### Exercise prompt
Transcribe every line of the records below verbatim, leaving out the pictures.

------------

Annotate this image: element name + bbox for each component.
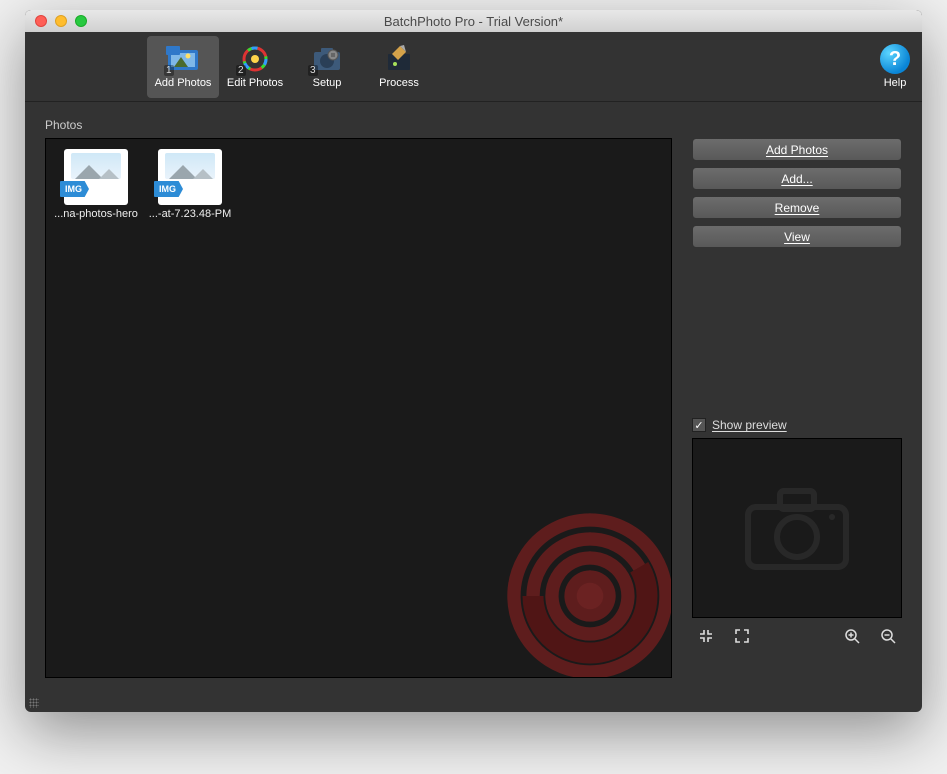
show-preview-checkbox[interactable]: ✓	[692, 418, 706, 432]
add-photos-icon: 1	[166, 44, 200, 74]
edit-photos-icon: 2	[238, 44, 272, 74]
tab-edit-photos[interactable]: 2 Edit Photos	[219, 36, 291, 98]
help-button[interactable]: ? Help	[880, 44, 910, 89]
help-label: Help	[884, 77, 907, 89]
main-row: IMG ...na-photos-hero IMG ...-at-7.23.48…	[45, 138, 902, 678]
photo-grid[interactable]: IMG ...na-photos-hero IMG ...-at-7.23.48…	[45, 138, 672, 678]
tab-add-photos[interactable]: 1 Add Photos	[147, 36, 219, 98]
thumbnails: IMG ...na-photos-hero IMG ...-at-7.23.48…	[56, 149, 661, 220]
help-icon: ?	[880, 44, 910, 74]
main-toolbar: 1 Add Photos 2 Edit Photos 3 Setup	[25, 32, 922, 102]
step-number: 3	[308, 65, 318, 76]
zoom-in-icon[interactable]	[844, 628, 860, 644]
fit-in-icon[interactable]	[698, 628, 714, 644]
photo-thumbnail[interactable]: IMG ...na-photos-hero	[56, 149, 136, 220]
content-area: Photos IMG ...na-photos-hero IMG	[25, 102, 922, 698]
camera-placeholder-icon	[742, 483, 852, 573]
button-label: Add...	[781, 172, 812, 186]
thumbnail-label: ...-at-7.23.48-PM	[149, 208, 232, 220]
traffic-lights	[25, 15, 87, 27]
process-icon	[382, 44, 416, 74]
tab-label: Edit Photos	[227, 77, 283, 89]
thumbnail-icon: IMG	[158, 149, 222, 205]
toolbar-tabs: 1 Add Photos 2 Edit Photos 3 Setup	[147, 36, 435, 98]
fit-out-icon[interactable]	[734, 628, 750, 644]
show-preview-label: Show preview	[712, 418, 787, 432]
preview-section: ✓ Show preview	[692, 418, 902, 644]
photo-thumbnail[interactable]: IMG ...-at-7.23.48-PM	[150, 149, 230, 220]
thumbnail-label: ...na-photos-hero	[54, 208, 138, 220]
resize-grip[interactable]	[25, 698, 922, 712]
titlebar: BatchPhoto Pro - Trial Version*	[25, 10, 922, 32]
step-number: 2	[236, 65, 246, 76]
watermark-swirl-icon	[495, 501, 672, 678]
minimize-icon[interactable]	[55, 15, 67, 27]
remove-button[interactable]: Remove	[692, 196, 902, 219]
thumbnail-icon: IMG	[64, 149, 128, 205]
check-icon: ✓	[694, 419, 703, 432]
tab-label: Add Photos	[155, 77, 212, 89]
show-preview-row: ✓ Show preview	[692, 418, 902, 432]
preview-controls	[692, 618, 902, 644]
img-badge: IMG	[60, 181, 89, 197]
close-icon[interactable]	[35, 15, 47, 27]
photos-section-label: Photos	[45, 118, 902, 132]
button-label: View	[784, 230, 810, 244]
tab-setup[interactable]: 3 Setup	[291, 36, 363, 98]
add-photos-button[interactable]: Add Photos	[692, 138, 902, 161]
add-button[interactable]: Add...	[692, 167, 902, 190]
tab-label: Setup	[313, 77, 342, 89]
step-number: 1	[164, 65, 174, 76]
tab-process[interactable]: Process	[363, 36, 435, 98]
button-label: Remove	[775, 201, 820, 215]
window-title: BatchPhoto Pro - Trial Version*	[25, 14, 922, 29]
side-panel: Add Photos Add... Remove View ✓ Show pre…	[692, 138, 902, 678]
tab-label: Process	[379, 77, 419, 89]
preview-box	[692, 438, 902, 618]
action-buttons: Add Photos Add... Remove View	[692, 138, 902, 248]
maximize-icon[interactable]	[75, 15, 87, 27]
button-label: Add Photos	[766, 143, 828, 157]
view-button[interactable]: View	[692, 225, 902, 248]
setup-icon: 3	[310, 44, 344, 74]
img-badge: IMG	[154, 181, 183, 197]
zoom-out-icon[interactable]	[880, 628, 896, 644]
app-window: BatchPhoto Pro - Trial Version* 1 Add Ph…	[25, 10, 922, 712]
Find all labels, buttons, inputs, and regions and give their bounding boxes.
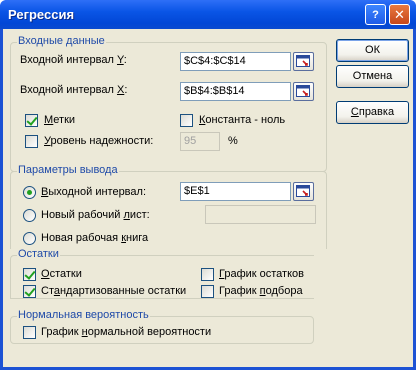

------------

### Answer in full
Annotate this image: element name + bbox for each component.
show-preview-checkbox[interactable]: ✓	[692, 418, 706, 432]
add-photos-icon: 1	[166, 44, 200, 74]
edit-photos-icon: 2	[238, 44, 272, 74]
tab-edit-photos[interactable]: 2 Edit Photos	[219, 36, 291, 98]
help-button[interactable]: ? Help	[880, 44, 910, 89]
help-label: Help	[884, 77, 907, 89]
main-row: IMG ...na-photos-hero IMG ...-at-7.23.48…	[45, 138, 902, 678]
photo-grid[interactable]: IMG ...na-photos-hero IMG ...-at-7.23.48…	[45, 138, 672, 678]
tab-add-photos[interactable]: 1 Add Photos	[147, 36, 219, 98]
thumbnails: IMG ...na-photos-hero IMG ...-at-7.23.48…	[56, 149, 661, 220]
help-icon: ?	[880, 44, 910, 74]
main-toolbar: 1 Add Photos 2 Edit Photos 3 Setup	[25, 32, 922, 102]
step-number: 3	[308, 65, 318, 76]
zoom-in-icon[interactable]	[844, 628, 860, 644]
fit-in-icon[interactable]	[698, 628, 714, 644]
photo-thumbnail[interactable]: IMG ...na-photos-hero	[56, 149, 136, 220]
content-area: Photos IMG ...na-photos-hero IMG	[25, 102, 922, 698]
camera-placeholder-icon	[742, 483, 852, 573]
button-label: Add...	[781, 172, 812, 186]
thumbnail-label: ...-at-7.23.48-PM	[149, 208, 232, 220]
traffic-lights	[25, 15, 87, 27]
process-icon	[382, 44, 416, 74]
tab-label: Edit Photos	[227, 77, 283, 89]
thumbnail-icon: IMG	[158, 149, 222, 205]
toolbar-tabs: 1 Add Photos 2 Edit Photos 3 Setup	[147, 36, 435, 98]
fit-out-icon[interactable]	[734, 628, 750, 644]
show-preview-label: Show preview	[712, 418, 787, 432]
preview-section: ✓ Show preview	[692, 418, 902, 644]
photo-thumbnail[interactable]: IMG ...-at-7.23.48-PM	[150, 149, 230, 220]
thumbnail-label: ...na-photos-hero	[54, 208, 138, 220]
resize-grip[interactable]	[25, 698, 922, 712]
titlebar: BatchPhoto Pro - Trial Version*	[25, 10, 922, 32]
step-number: 2	[236, 65, 246, 76]
watermark-swirl-icon	[495, 501, 672, 678]
minimize-icon[interactable]	[55, 15, 67, 27]
remove-button[interactable]: Remove	[692, 196, 902, 219]
thumbnail-icon: IMG	[64, 149, 128, 205]
check-icon: ✓	[694, 419, 703, 432]
tab-label: Add Photos	[155, 77, 212, 89]
show-preview-row: ✓ Show preview	[692, 418, 902, 432]
preview-controls	[692, 618, 902, 644]
img-badge: IMG	[60, 181, 89, 197]
close-icon[interactable]	[35, 15, 47, 27]
photos-section-label: Photos	[45, 118, 902, 132]
button-label: View	[784, 230, 810, 244]
tab-setup[interactable]: 3 Setup	[291, 36, 363, 98]
add-photos-button[interactable]: Add Photos	[692, 138, 902, 161]
add-button[interactable]: Add...	[692, 167, 902, 190]
tab-label: Setup	[313, 77, 342, 89]
step-number: 1	[164, 65, 174, 76]
tab-process[interactable]: Process	[363, 36, 435, 98]
button-label: Remove	[775, 201, 820, 215]
window-title: BatchPhoto Pro - Trial Version*	[25, 14, 922, 29]
side-panel: Add Photos Add... Remove View ✓ Show pre…	[692, 138, 902, 678]
tab-label: Process	[379, 77, 419, 89]
preview-box	[692, 438, 902, 618]
action-buttons: Add Photos Add... Remove View	[692, 138, 902, 248]
maximize-icon[interactable]	[75, 15, 87, 27]
button-label: Add Photos	[766, 143, 828, 157]
view-button[interactable]: View	[692, 225, 902, 248]
setup-icon: 3	[310, 44, 344, 74]
img-badge: IMG	[154, 181, 183, 197]
zoom-out-icon[interactable]	[880, 628, 896, 644]
app-window: BatchPhoto Pro - Trial Version* 1 Add Ph…	[25, 10, 922, 712]
Find all labels, buttons, inputs, and regions and give their bounding boxes.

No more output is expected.